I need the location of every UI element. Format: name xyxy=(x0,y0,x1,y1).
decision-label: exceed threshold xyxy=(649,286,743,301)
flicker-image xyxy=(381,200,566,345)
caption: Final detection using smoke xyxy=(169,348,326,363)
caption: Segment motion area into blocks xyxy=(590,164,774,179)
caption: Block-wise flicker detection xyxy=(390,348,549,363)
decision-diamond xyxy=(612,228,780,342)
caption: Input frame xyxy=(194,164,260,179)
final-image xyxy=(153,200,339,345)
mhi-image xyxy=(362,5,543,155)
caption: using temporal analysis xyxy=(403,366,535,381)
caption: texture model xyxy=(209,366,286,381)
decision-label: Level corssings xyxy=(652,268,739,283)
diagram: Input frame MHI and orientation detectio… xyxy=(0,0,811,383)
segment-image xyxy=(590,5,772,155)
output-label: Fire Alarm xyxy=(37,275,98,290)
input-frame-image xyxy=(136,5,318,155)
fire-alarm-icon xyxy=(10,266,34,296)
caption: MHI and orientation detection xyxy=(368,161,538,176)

━━━━━━━━━━━━━━━━━━━━━━━━━━━━━━

What this task involves:
Copy out every line of the records above word for word, with nothing added, dropped, or changed.

Output:
I need the location of every UI element. Format: name xyxy=(x0,y0,x1,y1).
decision-label: exceed threshold xyxy=(649,286,743,301)
flicker-image xyxy=(381,200,566,345)
caption: Final detection using smoke xyxy=(169,348,326,363)
caption: Segment motion area into blocks xyxy=(590,164,774,179)
caption: Block-wise flicker detection xyxy=(390,348,549,363)
decision-diamond xyxy=(612,228,780,342)
caption: Input frame xyxy=(194,164,260,179)
final-image xyxy=(153,200,339,345)
mhi-image xyxy=(362,5,543,155)
caption: using temporal analysis xyxy=(403,366,535,381)
caption: texture model xyxy=(209,366,286,381)
decision-label: Level corssings xyxy=(652,268,739,283)
diagram: Input frame MHI and orientation detectio… xyxy=(0,0,811,383)
segment-image xyxy=(590,5,772,155)
output-label: Fire Alarm xyxy=(37,275,98,290)
input-frame-image xyxy=(136,5,318,155)
fire-alarm-icon xyxy=(10,266,34,296)
caption: MHI and orientation detection xyxy=(368,161,538,176)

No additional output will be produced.